▸ Task directions
Retype each line exactly. Skip images.

[Data tied to figure images]
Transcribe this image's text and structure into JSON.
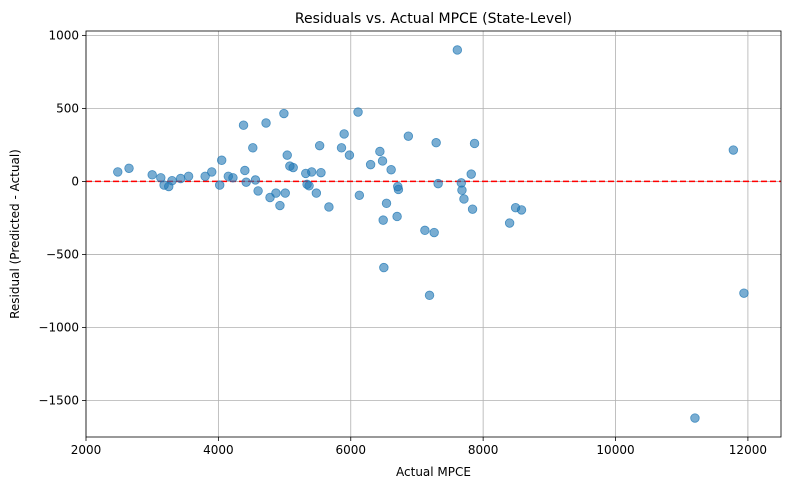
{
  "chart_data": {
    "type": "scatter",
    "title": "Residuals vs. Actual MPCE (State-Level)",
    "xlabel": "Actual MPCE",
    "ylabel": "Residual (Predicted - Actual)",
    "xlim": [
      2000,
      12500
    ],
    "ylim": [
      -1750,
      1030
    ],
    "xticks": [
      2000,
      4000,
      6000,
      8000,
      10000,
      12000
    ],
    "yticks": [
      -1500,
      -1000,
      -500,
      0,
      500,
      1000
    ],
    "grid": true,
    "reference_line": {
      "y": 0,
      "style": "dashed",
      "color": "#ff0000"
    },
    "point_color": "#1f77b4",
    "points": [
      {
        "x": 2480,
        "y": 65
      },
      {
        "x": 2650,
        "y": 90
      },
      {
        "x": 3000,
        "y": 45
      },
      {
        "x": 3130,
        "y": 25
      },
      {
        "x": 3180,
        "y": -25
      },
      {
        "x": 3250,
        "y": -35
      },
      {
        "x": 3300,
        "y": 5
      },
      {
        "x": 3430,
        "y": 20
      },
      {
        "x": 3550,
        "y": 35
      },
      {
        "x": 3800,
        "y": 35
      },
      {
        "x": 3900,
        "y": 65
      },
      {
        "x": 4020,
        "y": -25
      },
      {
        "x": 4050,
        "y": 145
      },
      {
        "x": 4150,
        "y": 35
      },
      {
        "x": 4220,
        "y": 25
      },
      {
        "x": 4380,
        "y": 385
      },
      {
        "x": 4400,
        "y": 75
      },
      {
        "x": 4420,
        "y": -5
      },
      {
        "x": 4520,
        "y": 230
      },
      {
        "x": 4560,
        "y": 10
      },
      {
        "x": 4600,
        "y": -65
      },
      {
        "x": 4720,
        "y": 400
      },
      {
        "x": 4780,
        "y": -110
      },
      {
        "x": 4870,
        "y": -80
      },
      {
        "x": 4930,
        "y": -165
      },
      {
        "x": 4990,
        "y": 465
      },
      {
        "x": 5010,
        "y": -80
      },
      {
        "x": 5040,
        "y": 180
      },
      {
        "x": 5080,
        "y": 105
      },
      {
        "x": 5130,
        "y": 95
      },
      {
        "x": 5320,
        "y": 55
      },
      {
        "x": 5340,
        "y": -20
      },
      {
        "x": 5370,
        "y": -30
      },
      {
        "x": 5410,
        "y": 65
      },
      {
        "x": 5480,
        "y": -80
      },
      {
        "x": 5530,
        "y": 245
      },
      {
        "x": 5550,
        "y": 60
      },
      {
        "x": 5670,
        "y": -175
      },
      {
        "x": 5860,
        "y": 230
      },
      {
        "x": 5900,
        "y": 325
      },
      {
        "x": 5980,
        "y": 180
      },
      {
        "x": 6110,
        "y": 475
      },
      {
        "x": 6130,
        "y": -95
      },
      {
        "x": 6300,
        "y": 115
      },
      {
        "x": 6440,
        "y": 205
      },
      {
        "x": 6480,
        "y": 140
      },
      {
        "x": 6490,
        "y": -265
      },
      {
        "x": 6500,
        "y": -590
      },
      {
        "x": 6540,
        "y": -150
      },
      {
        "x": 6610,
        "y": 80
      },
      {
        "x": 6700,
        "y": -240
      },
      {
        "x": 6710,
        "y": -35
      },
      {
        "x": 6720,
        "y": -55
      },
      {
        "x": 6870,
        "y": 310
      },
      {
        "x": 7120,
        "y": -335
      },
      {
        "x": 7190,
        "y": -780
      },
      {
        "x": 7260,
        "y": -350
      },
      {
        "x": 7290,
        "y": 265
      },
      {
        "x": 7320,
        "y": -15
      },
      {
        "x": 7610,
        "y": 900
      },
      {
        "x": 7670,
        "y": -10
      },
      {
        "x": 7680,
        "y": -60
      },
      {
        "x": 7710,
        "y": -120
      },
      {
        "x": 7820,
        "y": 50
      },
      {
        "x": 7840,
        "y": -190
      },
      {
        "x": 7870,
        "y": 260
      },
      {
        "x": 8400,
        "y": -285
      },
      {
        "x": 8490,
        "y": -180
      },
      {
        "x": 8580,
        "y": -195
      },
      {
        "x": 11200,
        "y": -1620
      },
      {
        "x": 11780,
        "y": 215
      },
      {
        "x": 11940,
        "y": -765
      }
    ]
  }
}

▸ Solution for this task
Transcribe this image's text and structure into JSON.
{
  "chart_data": {
    "type": "scatter",
    "title": "Residuals vs. Actual MPCE (State-Level)",
    "xlabel": "Actual MPCE",
    "ylabel": "Residual (Predicted - Actual)",
    "xlim": [
      2000,
      12500
    ],
    "ylim": [
      -1750,
      1030
    ],
    "xticks": [
      2000,
      4000,
      6000,
      8000,
      10000,
      12000
    ],
    "yticks": [
      -1500,
      -1000,
      -500,
      0,
      500,
      1000
    ],
    "grid": true,
    "reference_line": {
      "y": 0,
      "style": "dashed",
      "color": "#ff0000"
    },
    "point_color": "#1f77b4",
    "points": [
      {
        "x": 2480,
        "y": 65
      },
      {
        "x": 2650,
        "y": 90
      },
      {
        "x": 3000,
        "y": 45
      },
      {
        "x": 3130,
        "y": 25
      },
      {
        "x": 3180,
        "y": -25
      },
      {
        "x": 3250,
        "y": -35
      },
      {
        "x": 3300,
        "y": 5
      },
      {
        "x": 3430,
        "y": 20
      },
      {
        "x": 3550,
        "y": 35
      },
      {
        "x": 3800,
        "y": 35
      },
      {
        "x": 3900,
        "y": 65
      },
      {
        "x": 4020,
        "y": -25
      },
      {
        "x": 4050,
        "y": 145
      },
      {
        "x": 4150,
        "y": 35
      },
      {
        "x": 4220,
        "y": 25
      },
      {
        "x": 4380,
        "y": 385
      },
      {
        "x": 4400,
        "y": 75
      },
      {
        "x": 4420,
        "y": -5
      },
      {
        "x": 4520,
        "y": 230
      },
      {
        "x": 4560,
        "y": 10
      },
      {
        "x": 4600,
        "y": -65
      },
      {
        "x": 4720,
        "y": 400
      },
      {
        "x": 4780,
        "y": -110
      },
      {
        "x": 4870,
        "y": -80
      },
      {
        "x": 4930,
        "y": -165
      },
      {
        "x": 4990,
        "y": 465
      },
      {
        "x": 5010,
        "y": -80
      },
      {
        "x": 5040,
        "y": 180
      },
      {
        "x": 5080,
        "y": 105
      },
      {
        "x": 5130,
        "y": 95
      },
      {
        "x": 5320,
        "y": 55
      },
      {
        "x": 5340,
        "y": -20
      },
      {
        "x": 5370,
        "y": -30
      },
      {
        "x": 5410,
        "y": 65
      },
      {
        "x": 5480,
        "y": -80
      },
      {
        "x": 5530,
        "y": 245
      },
      {
        "x": 5550,
        "y": 60
      },
      {
        "x": 5670,
        "y": -175
      },
      {
        "x": 5860,
        "y": 230
      },
      {
        "x": 5900,
        "y": 325
      },
      {
        "x": 5980,
        "y": 180
      },
      {
        "x": 6110,
        "y": 475
      },
      {
        "x": 6130,
        "y": -95
      },
      {
        "x": 6300,
        "y": 115
      },
      {
        "x": 6440,
        "y": 205
      },
      {
        "x": 6480,
        "y": 140
      },
      {
        "x": 6490,
        "y": -265
      },
      {
        "x": 6500,
        "y": -590
      },
      {
        "x": 6540,
        "y": -150
      },
      {
        "x": 6610,
        "y": 80
      },
      {
        "x": 6700,
        "y": -240
      },
      {
        "x": 6710,
        "y": -35
      },
      {
        "x": 6720,
        "y": -55
      },
      {
        "x": 6870,
        "y": 310
      },
      {
        "x": 7120,
        "y": -335
      },
      {
        "x": 7190,
        "y": -780
      },
      {
        "x": 7260,
        "y": -350
      },
      {
        "x": 7290,
        "y": 265
      },
      {
        "x": 7320,
        "y": -15
      },
      {
        "x": 7610,
        "y": 900
      },
      {
        "x": 7670,
        "y": -10
      },
      {
        "x": 7680,
        "y": -60
      },
      {
        "x": 7710,
        "y": -120
      },
      {
        "x": 7820,
        "y": 50
      },
      {
        "x": 7840,
        "y": -190
      },
      {
        "x": 7870,
        "y": 260
      },
      {
        "x": 8400,
        "y": -285
      },
      {
        "x": 8490,
        "y": -180
      },
      {
        "x": 8580,
        "y": -195
      },
      {
        "x": 11200,
        "y": -1620
      },
      {
        "x": 11780,
        "y": 215
      },
      {
        "x": 11940,
        "y": -765
      }
    ]
  }
}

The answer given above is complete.